_Data taken from a collection_
┏━━
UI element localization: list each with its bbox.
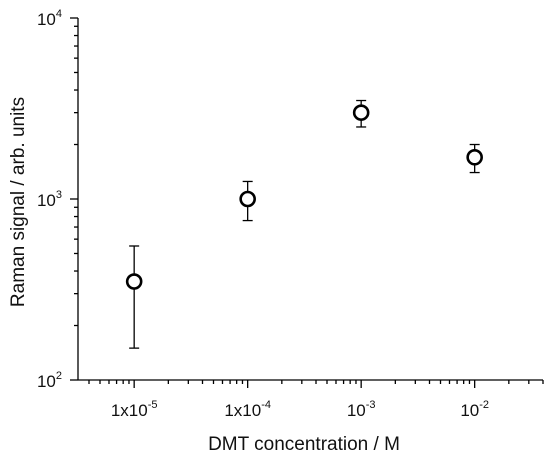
data-point (125, 273, 143, 290)
y-tick-label: 102 (37, 370, 62, 391)
data-point (466, 148, 483, 166)
axes (77, 18, 543, 381)
x-tick-label: 1x10-5 (111, 399, 158, 420)
y-tick-label: 104 (37, 8, 62, 29)
y-tick-label: 103 (37, 189, 62, 210)
x-tick-label: 10-2 (460, 399, 489, 420)
x-axis-title: DMT concentration / M (208, 434, 400, 455)
x-tick-label: 1x10-4 (224, 399, 271, 420)
data-point (352, 104, 370, 121)
y-axis-title: Raman signal / arb. units (8, 97, 29, 307)
data-point (239, 190, 256, 208)
ticks (70, 17, 544, 388)
error-bars (129, 99, 480, 349)
data-points (125, 104, 483, 290)
x-tick-label: 10-3 (347, 399, 376, 420)
tick-labels: 1x10-5 1x10-4 10-3 10-2 102 103 104 (37, 8, 489, 420)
┗━━
_DO THIS_
Reproduce every line of the material above word for word, omitting the pictures from your answer.

_FINISHED ANSWER_
UI element localization: list each with its bbox.
data-point (125, 273, 143, 290)
y-tick-label: 102 (37, 370, 62, 391)
data-point (466, 148, 483, 166)
axes (77, 18, 543, 381)
x-tick-label: 1x10-5 (111, 399, 158, 420)
y-tick-label: 104 (37, 8, 62, 29)
y-tick-label: 103 (37, 189, 62, 210)
x-tick-label: 10-2 (460, 399, 489, 420)
x-axis-title: DMT concentration / M (208, 434, 400, 455)
x-tick-label: 1x10-4 (224, 399, 271, 420)
data-point (352, 104, 370, 121)
y-axis-title: Raman signal / arb. units (8, 97, 29, 307)
data-point (239, 190, 256, 208)
ticks (70, 17, 544, 388)
error-bars (129, 99, 480, 349)
data-points (125, 104, 483, 290)
x-tick-label: 10-3 (347, 399, 376, 420)
tick-labels: 1x10-5 1x10-4 10-3 10-2 102 103 104 (37, 8, 489, 420)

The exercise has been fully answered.